■ TASK OBJECTIVE ■
Gather, from the listing beneath this task, every line holding the string "development".

begin DATA TO USE

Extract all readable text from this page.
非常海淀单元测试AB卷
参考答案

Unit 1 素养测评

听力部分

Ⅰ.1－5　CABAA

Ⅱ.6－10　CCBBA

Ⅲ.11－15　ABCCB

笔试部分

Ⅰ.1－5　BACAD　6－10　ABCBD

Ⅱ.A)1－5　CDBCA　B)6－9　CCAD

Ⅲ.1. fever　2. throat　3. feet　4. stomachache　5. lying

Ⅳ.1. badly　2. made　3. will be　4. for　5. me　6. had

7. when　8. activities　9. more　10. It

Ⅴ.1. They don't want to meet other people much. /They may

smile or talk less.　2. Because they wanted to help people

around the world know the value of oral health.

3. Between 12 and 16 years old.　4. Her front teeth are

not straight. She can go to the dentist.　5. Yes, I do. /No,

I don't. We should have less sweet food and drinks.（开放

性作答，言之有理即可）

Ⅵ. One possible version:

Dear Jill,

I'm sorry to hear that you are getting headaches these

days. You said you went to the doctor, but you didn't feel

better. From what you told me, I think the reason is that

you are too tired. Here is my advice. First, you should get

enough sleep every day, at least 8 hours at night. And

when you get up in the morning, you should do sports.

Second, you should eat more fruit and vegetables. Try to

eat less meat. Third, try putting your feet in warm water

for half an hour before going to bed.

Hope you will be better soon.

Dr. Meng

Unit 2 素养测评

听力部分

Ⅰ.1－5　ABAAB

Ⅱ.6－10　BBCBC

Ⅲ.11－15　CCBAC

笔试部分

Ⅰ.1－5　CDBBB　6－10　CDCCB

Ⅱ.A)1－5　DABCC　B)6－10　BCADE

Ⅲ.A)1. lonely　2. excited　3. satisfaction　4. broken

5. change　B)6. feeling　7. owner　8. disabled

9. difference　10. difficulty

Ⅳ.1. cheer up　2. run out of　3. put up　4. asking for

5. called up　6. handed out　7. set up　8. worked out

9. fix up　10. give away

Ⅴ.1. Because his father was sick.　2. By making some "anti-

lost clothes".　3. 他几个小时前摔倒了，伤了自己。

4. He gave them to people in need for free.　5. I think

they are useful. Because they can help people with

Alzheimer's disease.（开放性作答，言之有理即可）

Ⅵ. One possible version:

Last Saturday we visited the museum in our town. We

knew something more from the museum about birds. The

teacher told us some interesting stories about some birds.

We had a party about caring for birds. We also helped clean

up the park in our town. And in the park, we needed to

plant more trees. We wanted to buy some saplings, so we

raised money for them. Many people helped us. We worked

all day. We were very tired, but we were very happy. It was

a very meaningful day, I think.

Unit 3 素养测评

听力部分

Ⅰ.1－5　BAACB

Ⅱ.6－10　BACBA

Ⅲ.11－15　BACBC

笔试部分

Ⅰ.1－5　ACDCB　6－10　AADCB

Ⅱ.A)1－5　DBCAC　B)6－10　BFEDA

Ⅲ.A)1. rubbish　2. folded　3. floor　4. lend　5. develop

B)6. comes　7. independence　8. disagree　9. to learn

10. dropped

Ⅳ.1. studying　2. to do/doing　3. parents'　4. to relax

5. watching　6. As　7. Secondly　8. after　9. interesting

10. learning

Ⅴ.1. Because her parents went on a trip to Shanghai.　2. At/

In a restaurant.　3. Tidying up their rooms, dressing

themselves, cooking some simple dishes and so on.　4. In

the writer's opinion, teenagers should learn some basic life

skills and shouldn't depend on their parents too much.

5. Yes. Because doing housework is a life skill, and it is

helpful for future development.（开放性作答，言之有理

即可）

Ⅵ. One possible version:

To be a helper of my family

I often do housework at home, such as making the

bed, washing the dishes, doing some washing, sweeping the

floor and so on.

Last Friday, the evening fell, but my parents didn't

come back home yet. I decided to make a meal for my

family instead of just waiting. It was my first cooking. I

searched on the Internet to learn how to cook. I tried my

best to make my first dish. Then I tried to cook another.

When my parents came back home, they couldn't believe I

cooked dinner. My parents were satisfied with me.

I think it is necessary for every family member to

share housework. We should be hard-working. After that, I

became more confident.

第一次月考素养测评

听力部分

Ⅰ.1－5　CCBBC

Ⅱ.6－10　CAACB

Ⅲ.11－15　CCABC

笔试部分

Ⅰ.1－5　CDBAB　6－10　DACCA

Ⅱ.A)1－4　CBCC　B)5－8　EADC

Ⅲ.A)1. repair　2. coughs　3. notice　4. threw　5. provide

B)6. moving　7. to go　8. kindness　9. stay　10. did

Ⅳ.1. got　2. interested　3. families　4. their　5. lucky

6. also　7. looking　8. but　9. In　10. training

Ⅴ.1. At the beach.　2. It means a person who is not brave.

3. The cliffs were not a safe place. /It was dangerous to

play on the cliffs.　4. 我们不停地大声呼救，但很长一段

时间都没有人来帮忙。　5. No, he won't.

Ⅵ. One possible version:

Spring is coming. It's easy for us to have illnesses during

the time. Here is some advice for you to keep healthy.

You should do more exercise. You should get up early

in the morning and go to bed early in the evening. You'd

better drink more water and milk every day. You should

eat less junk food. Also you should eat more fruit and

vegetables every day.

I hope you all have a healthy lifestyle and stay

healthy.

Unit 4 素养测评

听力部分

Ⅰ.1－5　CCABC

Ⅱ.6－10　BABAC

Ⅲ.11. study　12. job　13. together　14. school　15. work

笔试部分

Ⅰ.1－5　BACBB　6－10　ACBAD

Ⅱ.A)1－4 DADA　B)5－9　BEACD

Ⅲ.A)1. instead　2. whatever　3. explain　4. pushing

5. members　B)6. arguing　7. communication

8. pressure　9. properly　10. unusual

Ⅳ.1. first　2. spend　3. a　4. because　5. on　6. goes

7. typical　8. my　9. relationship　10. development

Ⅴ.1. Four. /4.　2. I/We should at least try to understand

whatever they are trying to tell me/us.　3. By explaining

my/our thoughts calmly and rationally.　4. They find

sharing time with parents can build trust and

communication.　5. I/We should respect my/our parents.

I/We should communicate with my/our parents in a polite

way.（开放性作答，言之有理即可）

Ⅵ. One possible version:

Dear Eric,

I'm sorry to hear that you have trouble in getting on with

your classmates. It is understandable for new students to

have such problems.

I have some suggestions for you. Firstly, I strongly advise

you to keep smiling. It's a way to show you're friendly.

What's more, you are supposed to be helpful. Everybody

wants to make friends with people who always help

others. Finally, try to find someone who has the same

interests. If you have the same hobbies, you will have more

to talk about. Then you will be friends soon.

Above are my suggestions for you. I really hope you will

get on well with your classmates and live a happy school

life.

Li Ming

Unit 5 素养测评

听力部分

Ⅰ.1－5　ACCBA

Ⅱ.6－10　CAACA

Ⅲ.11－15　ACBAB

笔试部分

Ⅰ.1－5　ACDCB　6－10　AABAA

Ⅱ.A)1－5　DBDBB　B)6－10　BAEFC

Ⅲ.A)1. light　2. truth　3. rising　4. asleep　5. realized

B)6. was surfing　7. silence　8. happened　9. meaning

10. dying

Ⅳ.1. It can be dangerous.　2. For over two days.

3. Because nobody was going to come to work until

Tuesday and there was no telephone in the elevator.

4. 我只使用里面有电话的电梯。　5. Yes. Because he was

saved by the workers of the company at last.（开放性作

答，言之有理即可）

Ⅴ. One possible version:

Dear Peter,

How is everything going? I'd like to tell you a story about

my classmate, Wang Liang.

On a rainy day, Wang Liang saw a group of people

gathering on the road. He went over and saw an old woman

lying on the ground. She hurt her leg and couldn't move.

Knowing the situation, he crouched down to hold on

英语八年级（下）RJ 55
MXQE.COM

end DATA TO USE

■ ANSWER TO THIS PROBLEM ■
helpful for future development.（开放性作答，言之有理
7. typical　8. my　9. relationship　10. development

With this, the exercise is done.